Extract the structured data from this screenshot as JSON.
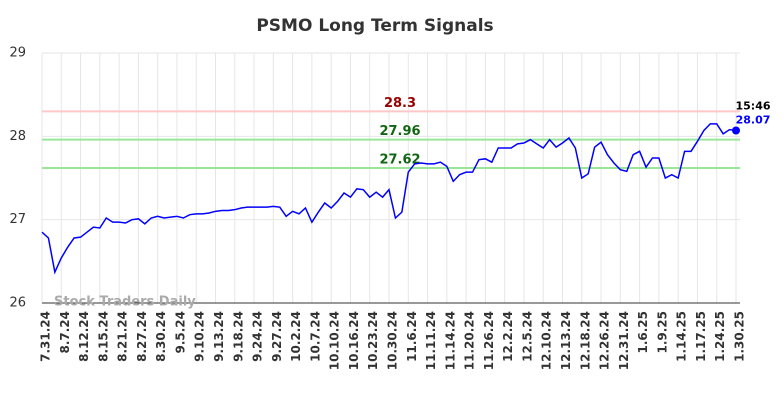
{
  "chart_data": {
    "type": "line",
    "title": "PSMO Long Term Signals",
    "watermark": "Stock Traders Daily",
    "categories": [
      "7.31.24",
      null,
      null,
      "8.7.24",
      null,
      null,
      "8.12.24",
      null,
      null,
      "8.15.24",
      null,
      null,
      "8.21.24",
      null,
      null,
      "8.27.24",
      null,
      null,
      "8.30.24",
      null,
      null,
      "9.5.24",
      null,
      null,
      "9.10.24",
      null,
      null,
      "9.13.24",
      null,
      null,
      "9.18.24",
      null,
      null,
      "9.24.24",
      null,
      null,
      "9.27.24",
      null,
      null,
      "10.2.24",
      null,
      null,
      "10.7.24",
      null,
      null,
      "10.10.24",
      null,
      null,
      "10.16.24",
      null,
      null,
      "10.23.24",
      null,
      null,
      "10.30.24",
      null,
      null,
      "11.6.24",
      null,
      null,
      "11.11.24",
      null,
      null,
      "11.14.24",
      null,
      null,
      "11.20.24",
      null,
      null,
      "11.26.24",
      null,
      null,
      "12.2.24",
      null,
      null,
      "12.5.24",
      null,
      null,
      "12.10.24",
      null,
      null,
      "12.13.24",
      null,
      null,
      "12.18.24",
      null,
      null,
      "12.26.24",
      null,
      null,
      "12.31.24",
      null,
      null,
      "1.6.25",
      null,
      null,
      "1.9.25",
      null,
      null,
      "1.14.25",
      null,
      null,
      "1.17.25",
      null,
      null,
      "1.24.25",
      null,
      null,
      "1.30.25"
    ],
    "values": [
      26.85,
      26.78,
      26.37,
      26.54,
      26.67,
      26.78,
      26.79,
      26.85,
      26.91,
      26.9,
      27.02,
      26.97,
      26.97,
      26.96,
      27.0,
      27.01,
      26.95,
      27.02,
      27.04,
      27.02,
      27.03,
      27.04,
      27.02,
      27.06,
      27.07,
      27.07,
      27.08,
      27.1,
      27.11,
      27.11,
      27.12,
      27.14,
      27.15,
      27.15,
      27.15,
      27.15,
      27.16,
      27.15,
      27.04,
      27.1,
      27.07,
      27.14,
      26.97,
      27.09,
      27.2,
      27.14,
      27.22,
      27.32,
      27.27,
      27.37,
      27.36,
      27.27,
      27.33,
      27.27,
      27.36,
      27.02,
      27.09,
      27.57,
      27.67,
      27.68,
      27.67,
      27.67,
      27.69,
      27.64,
      27.46,
      27.54,
      27.57,
      27.57,
      27.72,
      27.73,
      27.69,
      27.86,
      27.86,
      27.86,
      27.91,
      27.92,
      27.96,
      27.91,
      27.86,
      27.96,
      27.87,
      27.92,
      27.98,
      27.86,
      27.5,
      27.55,
      27.87,
      27.93,
      27.78,
      27.68,
      27.6,
      27.58,
      27.78,
      27.82,
      27.63,
      27.74,
      27.74,
      27.5,
      27.54,
      27.5,
      27.82,
      27.82,
      27.94,
      28.07,
      28.15,
      28.15,
      28.03,
      28.08,
      28.07
    ],
    "color": "#0000ff",
    "last_time": "15:46",
    "hlines": [
      {
        "value": 28.3,
        "color": "#ffc8c8",
        "label_color": "#990000"
      },
      {
        "value": 27.96,
        "color": "#99e699",
        "label_color": "#116611"
      },
      {
        "value": 27.62,
        "color": "#99e699",
        "label_color": "#116611"
      }
    ],
    "ylim": [
      26,
      29
    ],
    "yticks": [
      26,
      27,
      28,
      29
    ],
    "grid": true
  }
}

SET EXERCISE —
Leave images out of the retyped records; keep all else exact.

ANSWER IN FULL —
Extract the structured data from this screenshot as JSON.
{
  "chart_data": {
    "type": "line",
    "title": "PSMO Long Term Signals",
    "watermark": "Stock Traders Daily",
    "categories": [
      "7.31.24",
      null,
      null,
      "8.7.24",
      null,
      null,
      "8.12.24",
      null,
      null,
      "8.15.24",
      null,
      null,
      "8.21.24",
      null,
      null,
      "8.27.24",
      null,
      null,
      "8.30.24",
      null,
      null,
      "9.5.24",
      null,
      null,
      "9.10.24",
      null,
      null,
      "9.13.24",
      null,
      null,
      "9.18.24",
      null,
      null,
      "9.24.24",
      null,
      null,
      "9.27.24",
      null,
      null,
      "10.2.24",
      null,
      null,
      "10.7.24",
      null,
      null,
      "10.10.24",
      null,
      null,
      "10.16.24",
      null,
      null,
      "10.23.24",
      null,
      null,
      "10.30.24",
      null,
      null,
      "11.6.24",
      null,
      null,
      "11.11.24",
      null,
      null,
      "11.14.24",
      null,
      null,
      "11.20.24",
      null,
      null,
      "11.26.24",
      null,
      null,
      "12.2.24",
      null,
      null,
      "12.5.24",
      null,
      null,
      "12.10.24",
      null,
      null,
      "12.13.24",
      null,
      null,
      "12.18.24",
      null,
      null,
      "12.26.24",
      null,
      null,
      "12.31.24",
      null,
      null,
      "1.6.25",
      null,
      null,
      "1.9.25",
      null,
      null,
      "1.14.25",
      null,
      null,
      "1.17.25",
      null,
      null,
      "1.24.25",
      null,
      null,
      "1.30.25"
    ],
    "values": [
      26.85,
      26.78,
      26.37,
      26.54,
      26.67,
      26.78,
      26.79,
      26.85,
      26.91,
      26.9,
      27.02,
      26.97,
      26.97,
      26.96,
      27.0,
      27.01,
      26.95,
      27.02,
      27.04,
      27.02,
      27.03,
      27.04,
      27.02,
      27.06,
      27.07,
      27.07,
      27.08,
      27.1,
      27.11,
      27.11,
      27.12,
      27.14,
      27.15,
      27.15,
      27.15,
      27.15,
      27.16,
      27.15,
      27.04,
      27.1,
      27.07,
      27.14,
      26.97,
      27.09,
      27.2,
      27.14,
      27.22,
      27.32,
      27.27,
      27.37,
      27.36,
      27.27,
      27.33,
      27.27,
      27.36,
      27.02,
      27.09,
      27.57,
      27.67,
      27.68,
      27.67,
      27.67,
      27.69,
      27.64,
      27.46,
      27.54,
      27.57,
      27.57,
      27.72,
      27.73,
      27.69,
      27.86,
      27.86,
      27.86,
      27.91,
      27.92,
      27.96,
      27.91,
      27.86,
      27.96,
      27.87,
      27.92,
      27.98,
      27.86,
      27.5,
      27.55,
      27.87,
      27.93,
      27.78,
      27.68,
      27.6,
      27.58,
      27.78,
      27.82,
      27.63,
      27.74,
      27.74,
      27.5,
      27.54,
      27.5,
      27.82,
      27.82,
      27.94,
      28.07,
      28.15,
      28.15,
      28.03,
      28.08,
      28.07
    ],
    "color": "#0000ff",
    "last_time": "15:46",
    "hlines": [
      {
        "value": 28.3,
        "color": "#ffc8c8",
        "label_color": "#990000"
      },
      {
        "value": 27.96,
        "color": "#99e699",
        "label_color": "#116611"
      },
      {
        "value": 27.62,
        "color": "#99e699",
        "label_color": "#116611"
      }
    ],
    "ylim": [
      26,
      29
    ],
    "yticks": [
      26,
      27,
      28,
      29
    ],
    "grid": true
  }
}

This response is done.